● **AIM**:
In the data that follows, count the lines in which the word "Huntířov" occurs, and report that figure alone.

● **Data items**:

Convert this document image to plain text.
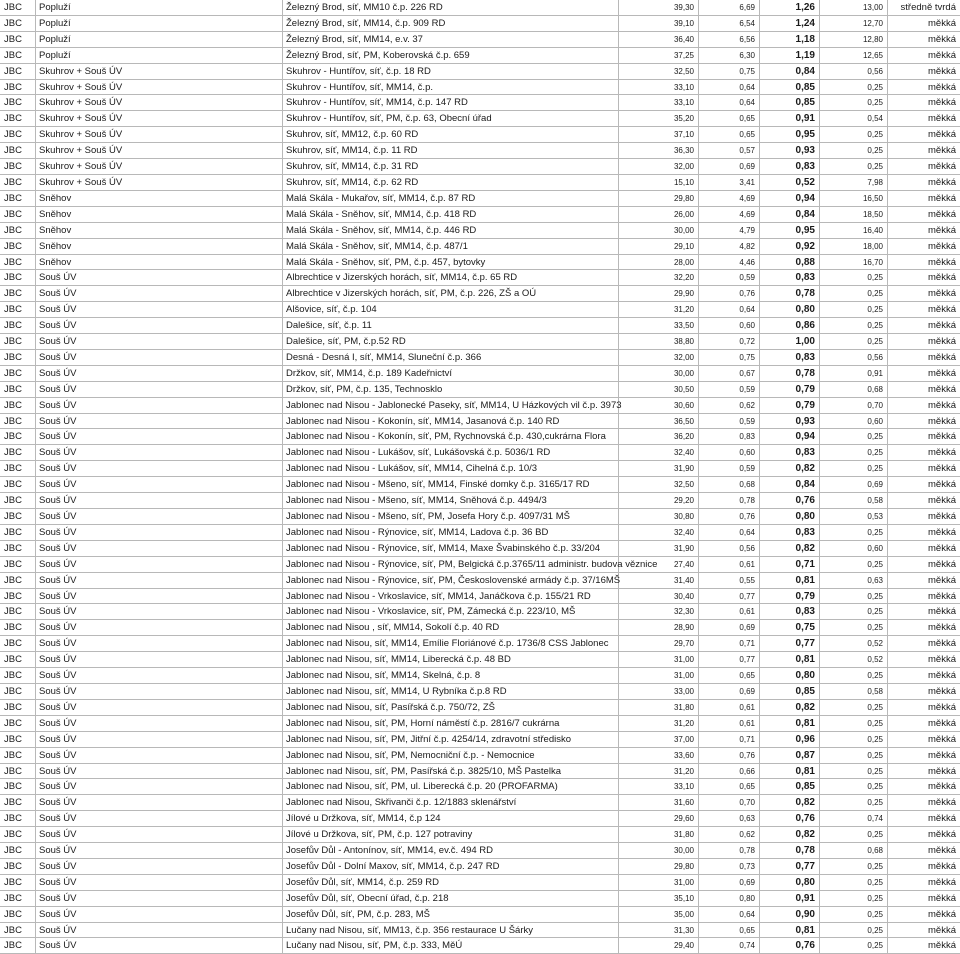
JBC	Popluží	Železný Brod, síť, MM10 č.p. 226 RD	39,30	6,69	1,26	13,00	středně tvrdá
JBC	Popluží	Železný Brod, síť, MM14, č.p. 909 RD	39,10	6,54	1,24	12,70	měkká
JBC	Popluží	Železný Brod, síť, MM14, e.v. 37	36,40	6,56	1,18	12,80	měkká
JBC	Popluží	Železný Brod, síť, PM, Koberovská č.p. 659	37,25	6,30	1,19	12,65	měkká
JBC	Skuhrov + Souš ÚV	Skuhrov - Huntířov, síť, č.p. 18 RD	32,50	0,75	0,84	0,56	měkká
JBC	Skuhrov + Souš ÚV	Skuhrov - Huntířov, síť, MM14, č.p.	33,10	0,64	0,85	0,25	měkká
JBC	Skuhrov + Souš ÚV	Skuhrov - Huntířov, síť, MM14, č.p. 147 RD	33,10	0,64	0,85	0,25	měkká
JBC	Skuhrov + Souš ÚV	Skuhrov - Huntířov, síť, PM, č.p. 63, Obecní úřad	35,20	0,65	0,91	0,54	měkká
JBC	Skuhrov + Souš ÚV	Skuhrov, síť, MM12, č.p. 60 RD	37,10	0,65	0,95	0,25	měkká
JBC	Skuhrov + Souš ÚV	Skuhrov, síť, MM14, č.p. 11 RD	36,30	0,57	0,93	0,25	měkká
JBC	Skuhrov + Souš ÚV	Skuhrov, síť, MM14, č.p. 31 RD	32,00	0,69	0,83	0,25	měkká
JBC	Skuhrov + Souš ÚV	Skuhrov, síť, MM14, č.p. 62 RD	15,10	3,41	0,52	7,98	měkká
JBC	Sněhov	Malá Skála - Mukařov, síť, MM14, č.p. 87 RD	29,80	4,69	0,94	16,50	měkká
JBC	Sněhov	Malá Skála - Sněhov, síť, MM14, č.p. 418 RD	26,00	4,69	0,84	18,50	měkká
JBC	Sněhov	Malá Skála - Sněhov, síť, MM14, č.p. 446 RD	30,00	4,79	0,95	16,40	měkká
JBC	Sněhov	Malá Skála - Sněhov, síť, MM14, č.p. 487/1	29,10	4,82	0,92	18,00	měkká
JBC	Sněhov	Malá Skála - Sněhov, síť, PM, č.p. 457, bytovky	28,00	4,46	0,88	16,70	měkká
JBC	Souš ÚV	Albrechtice v Jizerských horách, síť, MM14, č.p. 65 RD	32,20	0,59	0,83	0,25	měkká
JBC	Souš ÚV	Albrechtice v Jizerských horách, síť, PM, č.p. 226, ZŠ a OÚ	29,90	0,76	0,78	0,25	měkká
JBC	Souš ÚV	Alšovice, síť, č.p. 104	31,20	0,64	0,80	0,25	měkká
JBC	Souš ÚV	Dalešice, síť, č.p. 11	33,50	0,60	0,86	0,25	měkká
JBC	Souš ÚV	Dalešice, síť, PM, č.p.52 RD	38,80	0,72	1,00	0,25	měkká
JBC	Souš ÚV	Desná - Desná I, síť, MM14, Sluneční č.p. 366	32,00	0,75	0,83	0,56	měkká
JBC	Souš ÚV	Držkov, síť, MM14, č.p. 189 Kadeřnictví	30,00	0,67	0,78	0,91	měkká
JBC	Souš ÚV	Držkov, síť, PM, č.p. 135, Technosklo	30,50	0,59	0,79	0,68	měkká
JBC	Souš ÚV	Jablonec nad Nisou - Jablonecké Paseky, síť, MM14, U Házkových vil č.p. 3973	30,60	0,62	0,79	0,70	měkká
JBC	Souš ÚV	Jablonec nad Nisou - Kokonín, síť, MM14, Jasanová č.p. 140 RD	36,50	0,59	0,93	0,60	měkká
JBC	Souš ÚV	Jablonec nad Nisou - Kokonín, síť, PM, Rychnovská č.p. 430,cukrárna Flora	36,20	0,83	0,94	0,25	měkká
JBC	Souš ÚV	Jablonec nad Nisou - Lukášov, síť, Lukášovská č.p. 5036/1 RD	32,40	0,60	0,83	0,25	měkká
JBC	Souš ÚV	Jablonec nad Nisou - Lukášov, síť, MM14, Cihelná č.p. 10/3	31,90	0,59	0,82	0,25	měkká
JBC	Souš ÚV	Jablonec nad Nisou - Mšeno, síť, MM14, Finské domky č.p. 3165/17 RD	32,50	0,68	0,84	0,69	měkká
JBC	Souš ÚV	Jablonec nad Nisou - Mšeno, síť, MM14, Sněhová č.p. 4494/3	29,20	0,78	0,76	0,58	měkká
JBC	Souš ÚV	Jablonec nad Nisou - Mšeno, síť, PM, Josefa Hory č.p. 4097/31 MŠ	30,80	0,76	0,80	0,53	měkká
JBC	Souš ÚV	Jablonec nad Nisou - Rýnovice, síť, MM14, Ladova č.p. 36 BD	32,40	0,64	0,83	0,25	měkká
JBC	Souš ÚV	Jablonec nad Nisou - Rýnovice, síť, MM14, Maxe Švabinského č.p. 33/204	31,90	0,56	0,82	0,60	měkká
JBC	Souš ÚV	Jablonec nad Nisou - Rýnovice, síť, PM, Belgická č.p.3765/11 administr. budova věznice	27,40	0,61	0,71	0,25	měkká
JBC	Souš ÚV	Jablonec nad Nisou - Rýnovice, síť, PM, Československé armády č.p. 37/16MŠ	31,40	0,55	0,81	0,63	měkká
JBC	Souš ÚV	Jablonec nad Nisou - Vrkoslavice, síť, MM14, Janáčkova č.p. 155/21 RD	30,40	0,77	0,79	0,25	měkká
JBC	Souš ÚV	Jablonec nad Nisou - Vrkoslavice, síť, PM, Zámecká č.p. 223/10, MŠ	32,30	0,61	0,83	0,25	měkká
JBC	Souš ÚV	Jablonec nad Nisou , síť, MM14, Sokolí č.p. 40 RD	28,90	0,69	0,75	0,25	měkká
JBC	Souš ÚV	Jablonec nad Nisou, síť, MM14, Emílie Floriánové č.p. 1736/8 CSS Jablonec	29,70	0,71	0,77	0,52	měkká
JBC	Souš ÚV	Jablonec nad Nisou, síť, MM14, Liberecká č.p. 48 BD	31,00	0,77	0,81	0,52	měkká
JBC	Souš ÚV	Jablonec nad Nisou, síť, MM14, Skelná, č.p. 8	31,00	0,65	0,80	0,25	měkká
JBC	Souš ÚV	Jablonec nad Nisou, síť, MM14, U Rybníka č.p.8 RD	33,00	0,69	0,85	0,58	měkká
JBC	Souš ÚV	Jablonec nad Nisou, síť, Pasířská č.p. 750/72, ZŠ	31,80	0,61	0,82	0,25	měkká
JBC	Souš ÚV	Jablonec nad Nisou, síť, PM, Horní náměstí č.p. 2816/7 cukrárna	31,20	0,61	0,81	0,25	měkká
JBC	Souš ÚV	Jablonec nad Nisou, síť, PM, Jitřní č.p. 4254/14, zdravotní středisko	37,00	0,71	0,96	0,25	měkká
JBC	Souš ÚV	Jablonec nad Nisou, síť, PM, Nemocniční č.p. - Nemocnice	33,60	0,76	0,87	0,25	měkká
JBC	Souš ÚV	Jablonec nad Nisou, síť, PM, Pasířská č.p. 3825/10, MŠ Pastelka	31,20	0,66	0,81	0,25	měkká
JBC	Souš ÚV	Jablonec nad Nisou, síť, PM, ul. Liberecká č.p. 20 (PROFARMA)	33,10	0,65	0,85	0,25	měkká
JBC	Souš ÚV	Jablonec nad Nisou, Skřivanči č.p. 12/1883 sklenářství	31,60	0,70	0,82	0,25	měkká
JBC	Souš ÚV	Jílové u Držkova, síť, MM14, č.p 124	29,60	0,63	0,76	0,74	měkká
JBC	Souš ÚV	Jílové u Držkova, síť, PM, č.p. 127 potraviny	31,80	0,62	0,82	0,25	měkká
JBC	Souš ÚV	Josefův Důl - Antonínov, síť, MM14, ev.č. 494 RD	30,00	0,78	0,78	0,68	měkká
JBC	Souš ÚV	Josefův Důl - Dolní Maxov, síť, MM14, č.p. 247 RD	29,80	0,73	0,77	0,25	měkká
JBC	Souš ÚV	Josefův Důl, síť, MM14, č.p. 259 RD	31,00	0,69	0,80	0,25	měkká
JBC	Souš ÚV	Josefův Důl, síť, Obecní úřad, č.p. 218	35,10	0,80	0,91	0,25	měkká
JBC	Souš ÚV	Josefův Důl, síť, PM, č.p. 283, MŠ	35,00	0,64	0,90	0,25	měkká
JBC	Souš ÚV	Lučany nad Nisou, síť, MM13, č.p. 356 restaurace U Šárky	31,30	0,65	0,81	0,25	měkká
JBC	Souš ÚV	Lučany nad Nisou, síť, PM, č.p. 333, MěÚ	29,40	0,74	0,76	0,25	měkká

● **COMPLETED EXERCISE**:
4